• **TASK STATEMENT**: Copy every line of the items below without changing anything, but leave out the pictures.

• **GIVEN ENTRIES**:
§

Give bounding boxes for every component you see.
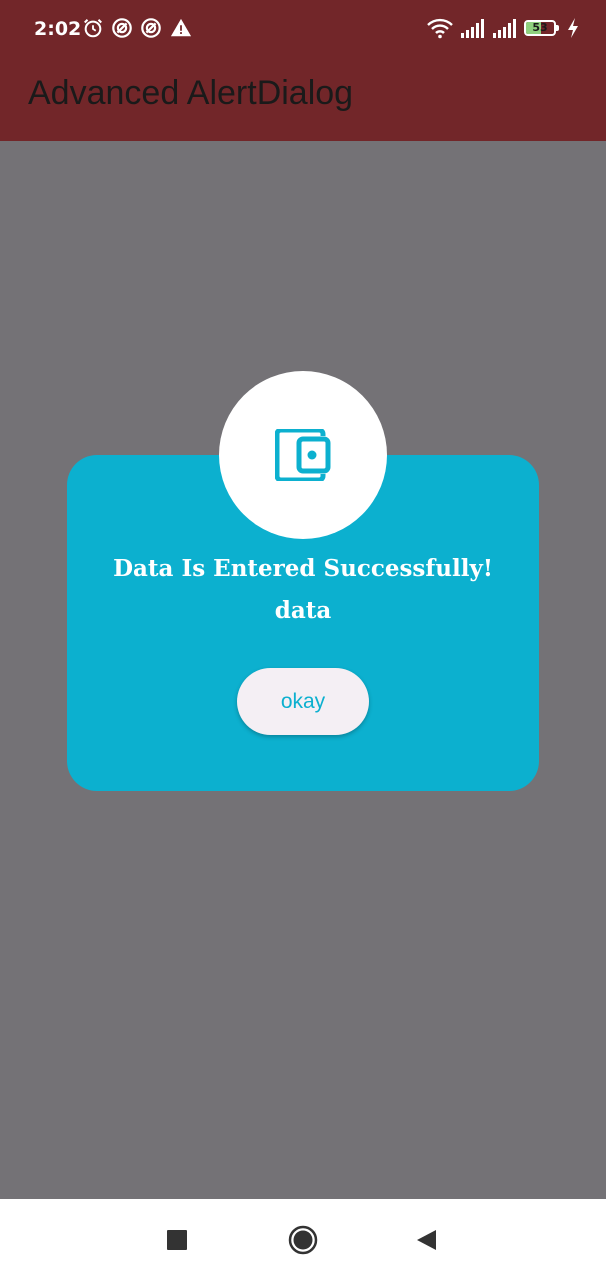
signal-icon (460, 17, 486, 39)
back-button[interactable] (410, 1223, 444, 1257)
warning-icon (170, 17, 192, 39)
okay-button[interactable]: okay (237, 668, 369, 735)
dialog-title: Data Is Entered Successfully! (113, 555, 493, 582)
notification-icon (140, 17, 162, 39)
home-button[interactable] (286, 1223, 320, 1257)
recents-button[interactable] (160, 1223, 194, 1257)
dialog-icon-circle (219, 371, 387, 539)
app-bar: Advanced AlertDialog (0, 60, 606, 141)
status-time: 2:02 (34, 18, 82, 40)
notification-icon (111, 17, 133, 39)
dialog-message: data (274, 597, 332, 624)
battery-level: 53 (532, 21, 548, 34)
status-bar: 2:02 53 (0, 0, 606, 60)
wallet-icon (275, 429, 331, 481)
alarm-icon (82, 17, 104, 39)
battery-icon: 53 (524, 20, 560, 38)
signal-icon (492, 17, 518, 39)
app-title: Advanced AlertDialog (28, 74, 354, 112)
wifi-icon (426, 17, 454, 39)
charging-icon (566, 17, 580, 39)
navigation-bar (0, 1199, 606, 1280)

§

• **RESPONSE FOR THIS EXERCISE**:
Give bounding boxes for every component you see.
signal-icon (460, 17, 486, 39)
back-button[interactable] (410, 1223, 444, 1257)
warning-icon (170, 17, 192, 39)
okay-button[interactable]: okay (237, 668, 369, 735)
dialog-title: Data Is Entered Successfully! (113, 555, 493, 582)
notification-icon (140, 17, 162, 39)
home-button[interactable] (286, 1223, 320, 1257)
recents-button[interactable] (160, 1223, 194, 1257)
dialog-icon-circle (219, 371, 387, 539)
app-bar: Advanced AlertDialog (0, 60, 606, 141)
status-time: 2:02 (34, 18, 82, 40)
notification-icon (111, 17, 133, 39)
dialog-message: data (274, 597, 332, 624)
battery-level: 53 (532, 21, 548, 34)
status-bar: 2:02 53 (0, 0, 606, 60)
wallet-icon (275, 429, 331, 481)
alarm-icon (82, 17, 104, 39)
battery-icon: 53 (524, 20, 560, 38)
signal-icon (492, 17, 518, 39)
app-title: Advanced AlertDialog (28, 74, 354, 112)
wifi-icon (426, 17, 454, 39)
charging-icon (566, 17, 580, 39)
navigation-bar (0, 1199, 606, 1280)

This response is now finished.